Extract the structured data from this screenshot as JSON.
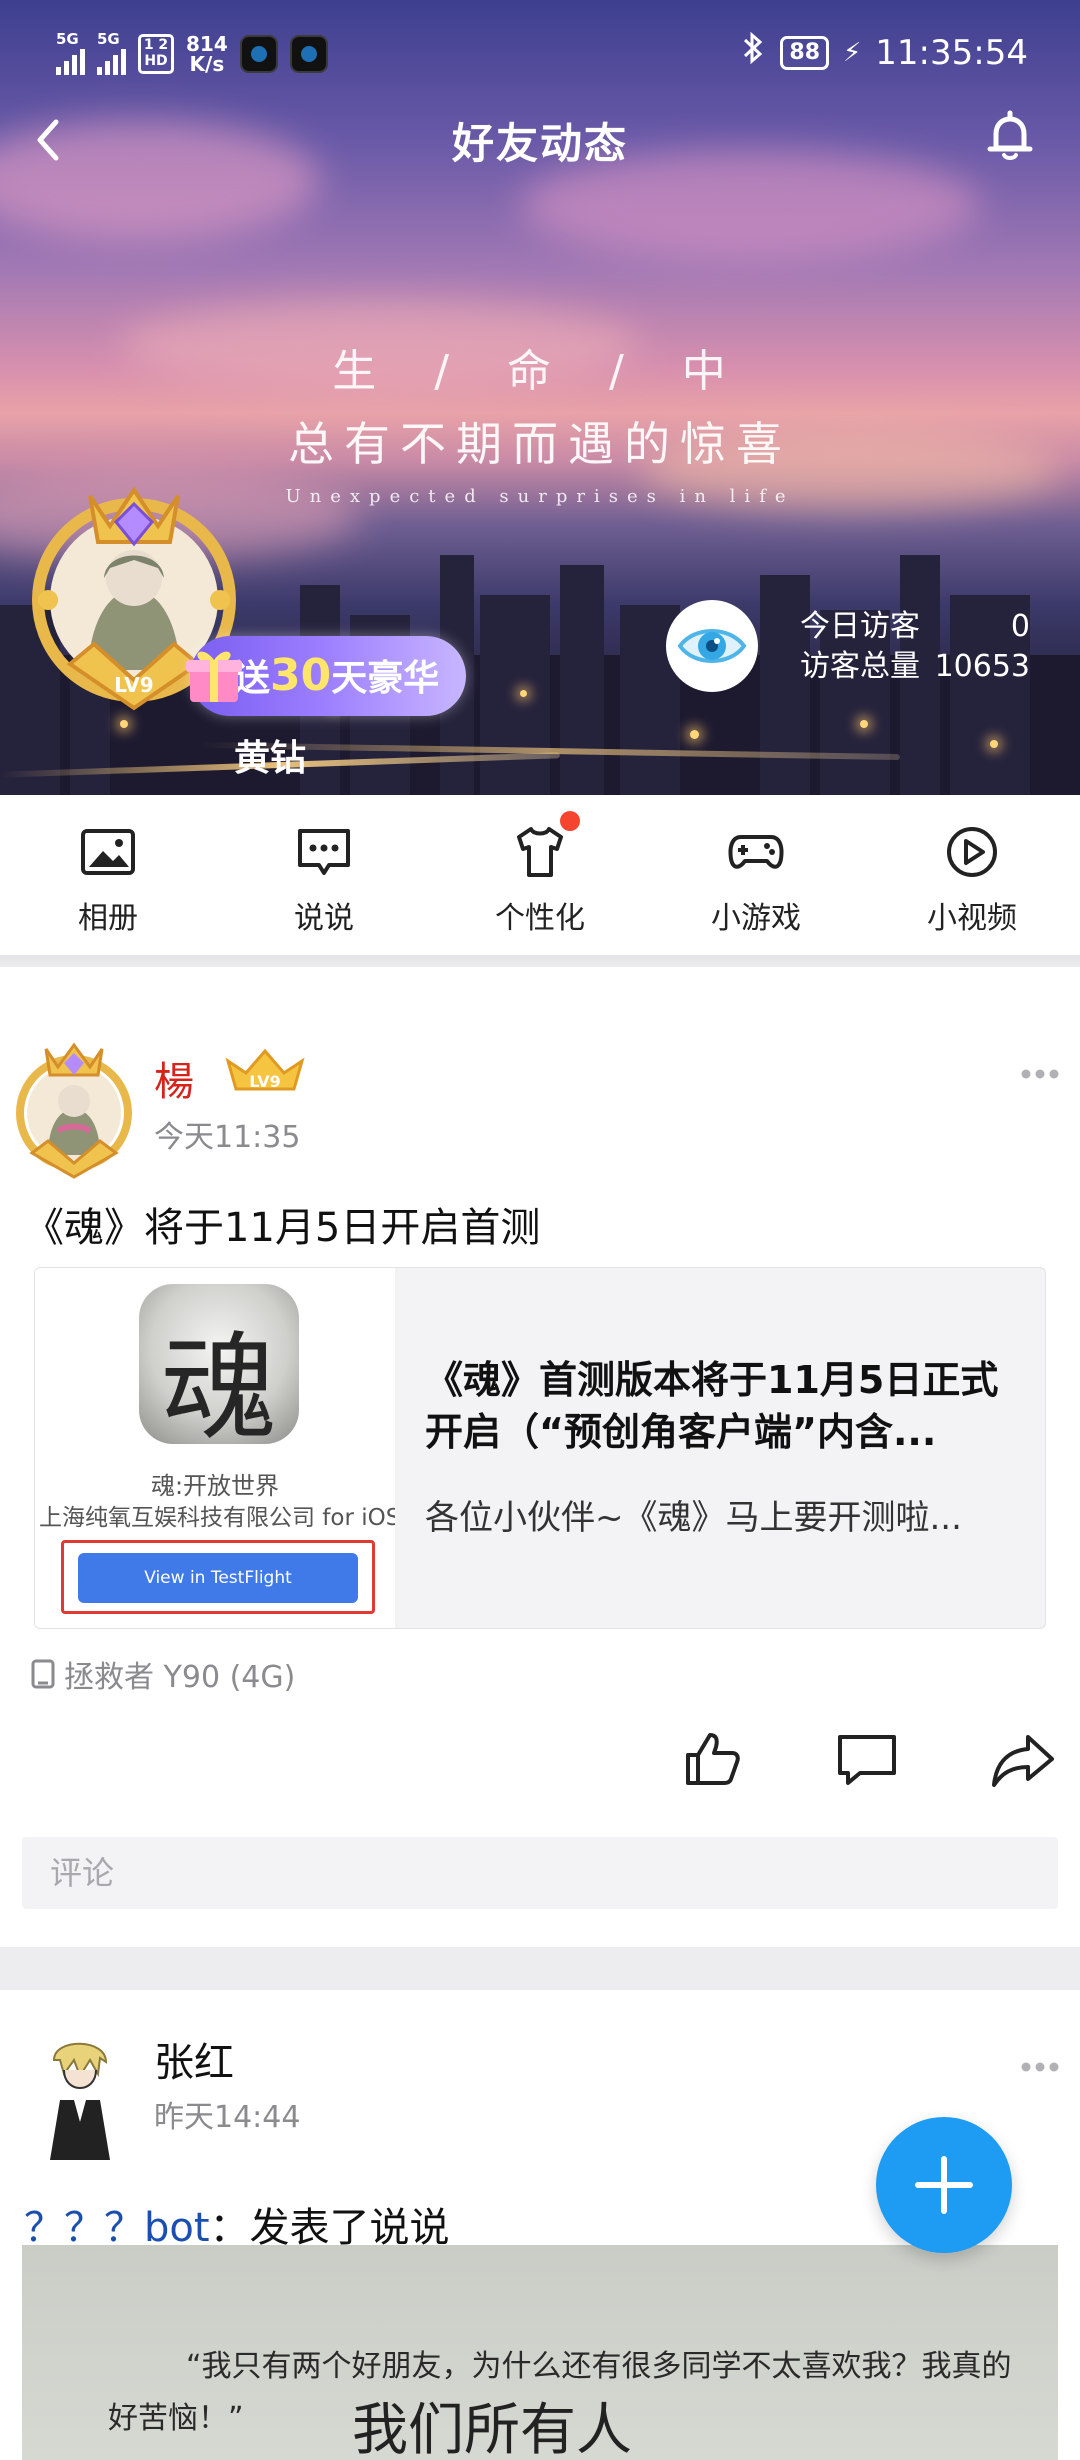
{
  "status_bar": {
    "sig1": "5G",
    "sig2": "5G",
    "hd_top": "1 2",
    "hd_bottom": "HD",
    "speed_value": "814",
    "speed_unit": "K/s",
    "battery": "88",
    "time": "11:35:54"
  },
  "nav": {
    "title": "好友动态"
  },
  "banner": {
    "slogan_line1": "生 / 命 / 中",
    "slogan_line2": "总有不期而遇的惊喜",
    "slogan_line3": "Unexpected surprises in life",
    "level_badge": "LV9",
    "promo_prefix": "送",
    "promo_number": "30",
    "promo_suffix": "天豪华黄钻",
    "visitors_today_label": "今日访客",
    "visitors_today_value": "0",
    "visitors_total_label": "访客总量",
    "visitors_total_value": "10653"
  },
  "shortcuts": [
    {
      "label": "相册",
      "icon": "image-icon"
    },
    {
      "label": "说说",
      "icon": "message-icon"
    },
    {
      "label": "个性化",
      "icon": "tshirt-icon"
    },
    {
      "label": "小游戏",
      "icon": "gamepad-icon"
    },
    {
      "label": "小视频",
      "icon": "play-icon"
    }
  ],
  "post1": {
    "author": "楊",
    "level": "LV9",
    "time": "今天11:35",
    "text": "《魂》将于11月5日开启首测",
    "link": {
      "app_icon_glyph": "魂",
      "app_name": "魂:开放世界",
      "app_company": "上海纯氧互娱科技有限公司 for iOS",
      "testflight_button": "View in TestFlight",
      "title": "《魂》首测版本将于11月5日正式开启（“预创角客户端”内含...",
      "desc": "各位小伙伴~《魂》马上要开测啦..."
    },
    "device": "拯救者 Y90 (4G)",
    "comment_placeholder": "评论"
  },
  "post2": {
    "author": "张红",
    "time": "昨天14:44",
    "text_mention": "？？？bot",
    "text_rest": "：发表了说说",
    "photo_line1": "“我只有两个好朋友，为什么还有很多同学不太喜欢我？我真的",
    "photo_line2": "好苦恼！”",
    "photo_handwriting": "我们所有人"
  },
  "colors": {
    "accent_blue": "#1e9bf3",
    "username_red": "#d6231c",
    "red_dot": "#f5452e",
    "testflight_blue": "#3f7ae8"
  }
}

• Short exercise: All of the material above needs to be restated exactly, with no pictures.

• Right answer:
Extract the structured data from this screenshot as JSON.
{
  "status_bar": {
    "sig1": "5G",
    "sig2": "5G",
    "hd_top": "1 2",
    "hd_bottom": "HD",
    "speed_value": "814",
    "speed_unit": "K/s",
    "battery": "88",
    "time": "11:35:54"
  },
  "nav": {
    "title": "好友动态"
  },
  "banner": {
    "slogan_line1": "生 / 命 / 中",
    "slogan_line2": "总有不期而遇的惊喜",
    "slogan_line3": "Unexpected surprises in life",
    "level_badge": "LV9",
    "promo_prefix": "送",
    "promo_number": "30",
    "promo_suffix": "天豪华黄钻",
    "visitors_today_label": "今日访客",
    "visitors_today_value": "0",
    "visitors_total_label": "访客总量",
    "visitors_total_value": "10653"
  },
  "shortcuts": [
    {
      "label": "相册",
      "icon": "image-icon"
    },
    {
      "label": "说说",
      "icon": "message-icon"
    },
    {
      "label": "个性化",
      "icon": "tshirt-icon"
    },
    {
      "label": "小游戏",
      "icon": "gamepad-icon"
    },
    {
      "label": "小视频",
      "icon": "play-icon"
    }
  ],
  "post1": {
    "author": "楊",
    "level": "LV9",
    "time": "今天11:35",
    "text": "《魂》将于11月5日开启首测",
    "link": {
      "app_icon_glyph": "魂",
      "app_name": "魂:开放世界",
      "app_company": "上海纯氧互娱科技有限公司 for iOS",
      "testflight_button": "View in TestFlight",
      "title": "《魂》首测版本将于11月5日正式开启（“预创角客户端”内含...",
      "desc": "各位小伙伴~《魂》马上要开测啦..."
    },
    "device": "拯救者 Y90 (4G)",
    "comment_placeholder": "评论"
  },
  "post2": {
    "author": "张红",
    "time": "昨天14:44",
    "text_mention": "？？？bot",
    "text_rest": "：发表了说说",
    "photo_line1": "“我只有两个好朋友，为什么还有很多同学不太喜欢我？我真的",
    "photo_line2": "好苦恼！”",
    "photo_handwriting": "我们所有人"
  },
  "colors": {
    "accent_blue": "#1e9bf3",
    "username_red": "#d6231c",
    "red_dot": "#f5452e",
    "testflight_blue": "#3f7ae8"
  }
}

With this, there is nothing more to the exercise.